* _TASK INSTRUCTIONS_
Check every line of the material below for the string "name", and return the ones that have it.

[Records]
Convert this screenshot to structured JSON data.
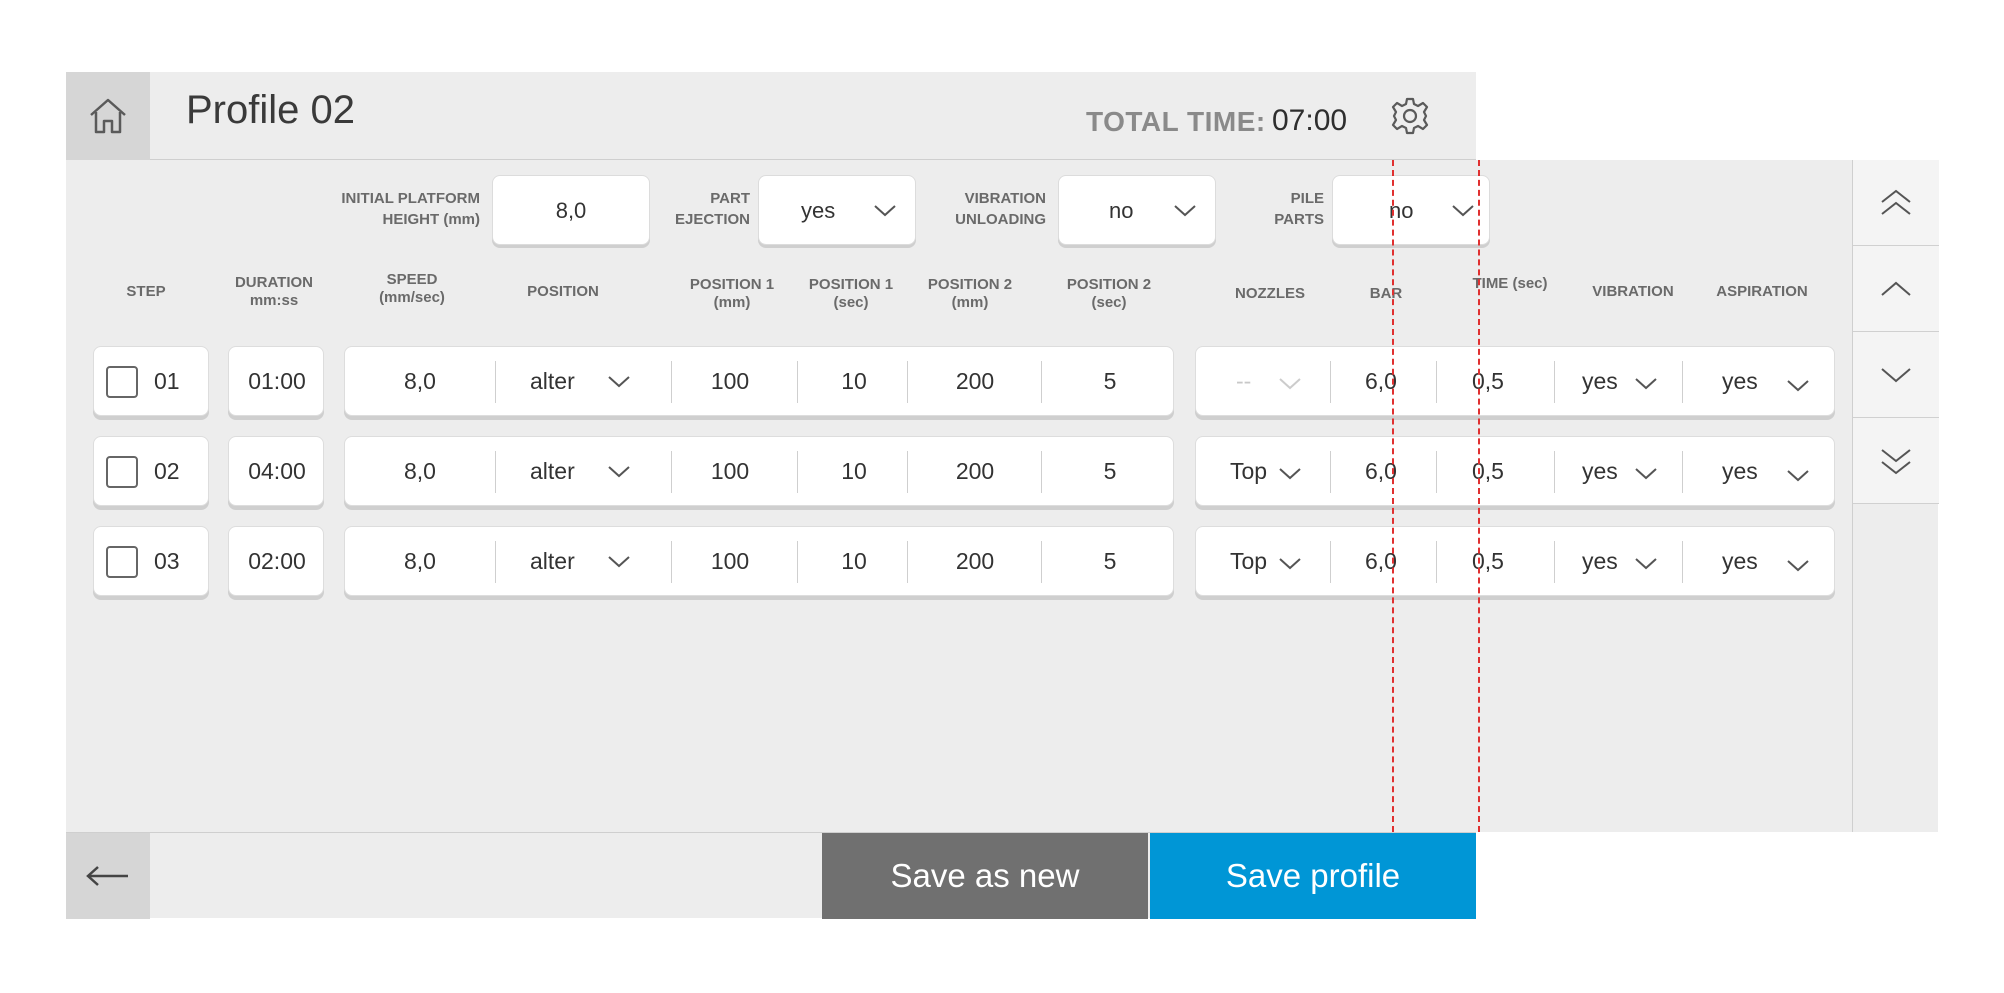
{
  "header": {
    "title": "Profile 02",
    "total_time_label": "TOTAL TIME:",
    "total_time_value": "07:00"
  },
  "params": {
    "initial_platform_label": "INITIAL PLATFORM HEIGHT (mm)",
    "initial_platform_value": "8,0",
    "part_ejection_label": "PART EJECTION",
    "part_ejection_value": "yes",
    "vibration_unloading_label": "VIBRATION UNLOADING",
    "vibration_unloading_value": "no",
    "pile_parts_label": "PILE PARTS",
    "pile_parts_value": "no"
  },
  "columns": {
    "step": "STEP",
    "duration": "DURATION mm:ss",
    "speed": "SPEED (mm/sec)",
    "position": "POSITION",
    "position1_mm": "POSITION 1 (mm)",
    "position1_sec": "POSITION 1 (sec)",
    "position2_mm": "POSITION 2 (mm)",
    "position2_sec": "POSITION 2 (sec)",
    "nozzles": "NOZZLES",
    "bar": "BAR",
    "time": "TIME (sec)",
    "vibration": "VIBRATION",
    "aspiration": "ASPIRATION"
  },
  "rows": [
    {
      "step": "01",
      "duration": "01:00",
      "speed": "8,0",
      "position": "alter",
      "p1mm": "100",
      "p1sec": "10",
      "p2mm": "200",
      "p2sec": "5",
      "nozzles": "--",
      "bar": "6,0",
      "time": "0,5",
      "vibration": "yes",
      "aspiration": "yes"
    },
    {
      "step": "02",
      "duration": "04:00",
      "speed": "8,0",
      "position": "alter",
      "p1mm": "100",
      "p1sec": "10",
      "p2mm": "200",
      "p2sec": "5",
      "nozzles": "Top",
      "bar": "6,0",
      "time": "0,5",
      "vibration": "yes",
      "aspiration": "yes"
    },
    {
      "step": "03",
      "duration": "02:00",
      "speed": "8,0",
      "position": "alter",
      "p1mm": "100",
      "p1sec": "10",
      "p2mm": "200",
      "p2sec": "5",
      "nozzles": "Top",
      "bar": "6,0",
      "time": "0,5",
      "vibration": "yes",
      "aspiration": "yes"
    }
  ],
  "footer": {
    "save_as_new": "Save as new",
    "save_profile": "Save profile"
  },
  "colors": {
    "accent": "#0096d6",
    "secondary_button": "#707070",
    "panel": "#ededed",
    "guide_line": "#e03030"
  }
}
==
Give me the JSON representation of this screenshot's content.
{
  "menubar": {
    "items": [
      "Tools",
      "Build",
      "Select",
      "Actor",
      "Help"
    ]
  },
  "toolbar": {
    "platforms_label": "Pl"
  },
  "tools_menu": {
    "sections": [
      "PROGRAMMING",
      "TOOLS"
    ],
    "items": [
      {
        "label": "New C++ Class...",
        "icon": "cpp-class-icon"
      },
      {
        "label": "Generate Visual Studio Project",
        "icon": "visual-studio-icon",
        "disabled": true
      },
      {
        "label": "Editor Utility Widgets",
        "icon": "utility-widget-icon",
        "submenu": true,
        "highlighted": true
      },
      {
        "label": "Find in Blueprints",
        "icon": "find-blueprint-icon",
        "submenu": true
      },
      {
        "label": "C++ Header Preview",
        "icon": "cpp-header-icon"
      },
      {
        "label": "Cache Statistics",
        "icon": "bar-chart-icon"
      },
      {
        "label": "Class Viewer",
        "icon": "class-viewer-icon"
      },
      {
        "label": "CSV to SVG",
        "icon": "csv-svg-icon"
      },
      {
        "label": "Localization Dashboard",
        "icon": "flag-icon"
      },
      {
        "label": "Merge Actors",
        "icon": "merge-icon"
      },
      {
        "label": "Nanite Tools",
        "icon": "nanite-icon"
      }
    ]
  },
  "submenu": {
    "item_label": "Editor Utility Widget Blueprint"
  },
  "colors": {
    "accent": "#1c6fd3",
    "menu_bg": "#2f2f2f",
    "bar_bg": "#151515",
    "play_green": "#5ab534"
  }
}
* * *
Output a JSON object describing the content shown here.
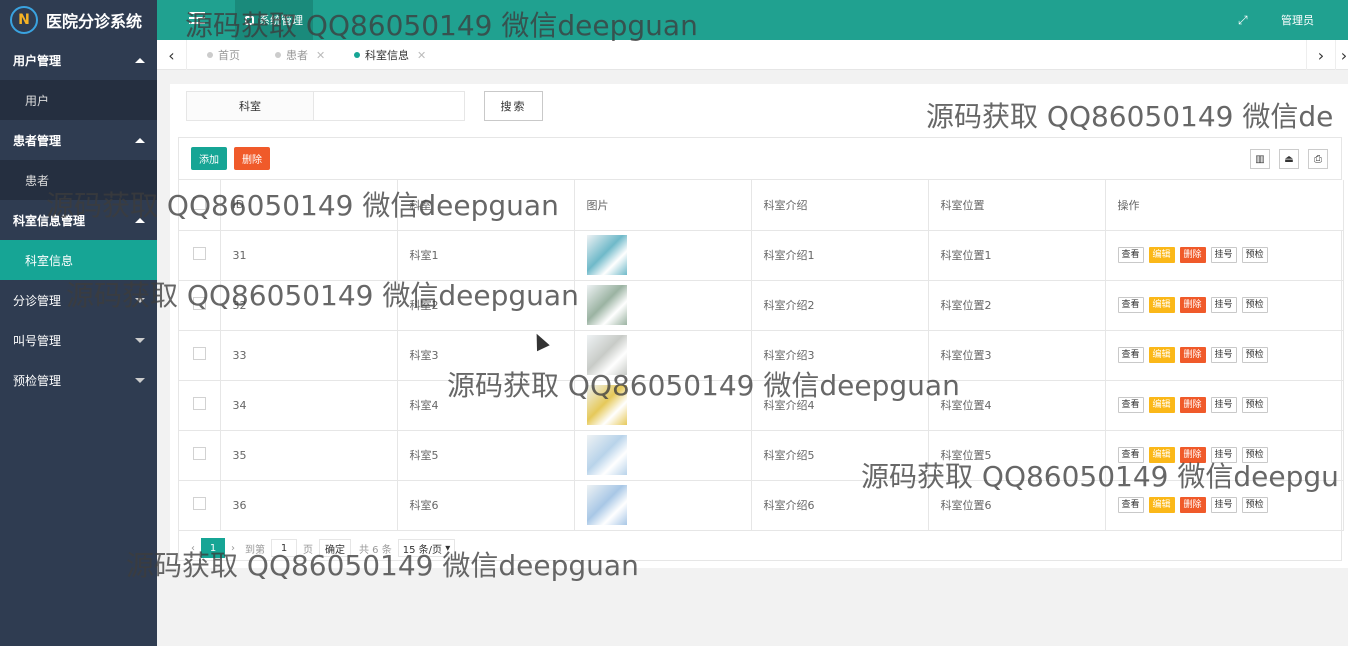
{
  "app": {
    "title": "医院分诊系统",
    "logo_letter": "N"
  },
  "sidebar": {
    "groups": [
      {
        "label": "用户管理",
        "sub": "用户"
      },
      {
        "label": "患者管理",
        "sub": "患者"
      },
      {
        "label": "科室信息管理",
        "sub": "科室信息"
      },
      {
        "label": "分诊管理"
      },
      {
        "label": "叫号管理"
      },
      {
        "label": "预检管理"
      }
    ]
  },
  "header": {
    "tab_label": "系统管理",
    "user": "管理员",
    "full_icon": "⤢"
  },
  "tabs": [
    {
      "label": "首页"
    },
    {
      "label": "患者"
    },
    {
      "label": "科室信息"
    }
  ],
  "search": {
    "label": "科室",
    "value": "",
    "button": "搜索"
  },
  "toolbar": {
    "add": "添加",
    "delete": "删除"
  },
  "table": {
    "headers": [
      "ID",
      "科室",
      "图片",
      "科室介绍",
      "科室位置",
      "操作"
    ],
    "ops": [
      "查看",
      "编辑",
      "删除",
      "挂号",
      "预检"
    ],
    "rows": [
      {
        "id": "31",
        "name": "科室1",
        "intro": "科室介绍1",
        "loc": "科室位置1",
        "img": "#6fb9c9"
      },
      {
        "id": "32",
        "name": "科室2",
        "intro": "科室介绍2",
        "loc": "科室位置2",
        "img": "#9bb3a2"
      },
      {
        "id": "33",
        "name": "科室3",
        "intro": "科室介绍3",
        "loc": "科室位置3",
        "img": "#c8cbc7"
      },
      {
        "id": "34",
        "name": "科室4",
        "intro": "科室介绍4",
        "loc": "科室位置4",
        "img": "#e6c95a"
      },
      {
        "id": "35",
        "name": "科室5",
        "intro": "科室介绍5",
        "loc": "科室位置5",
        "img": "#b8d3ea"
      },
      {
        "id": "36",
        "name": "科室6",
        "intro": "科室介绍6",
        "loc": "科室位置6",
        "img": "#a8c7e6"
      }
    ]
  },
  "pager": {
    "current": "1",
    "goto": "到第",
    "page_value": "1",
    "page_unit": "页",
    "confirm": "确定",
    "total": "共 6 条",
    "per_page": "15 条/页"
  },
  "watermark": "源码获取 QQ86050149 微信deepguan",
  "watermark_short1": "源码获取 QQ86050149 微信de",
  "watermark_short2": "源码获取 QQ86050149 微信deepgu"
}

* _RESULT BELOW_
        "name": "科室1",
        "name": "科室2",
        "name": "科室3",
        "name": "科室4",
        "name": "科室5",
        "name": "科室6",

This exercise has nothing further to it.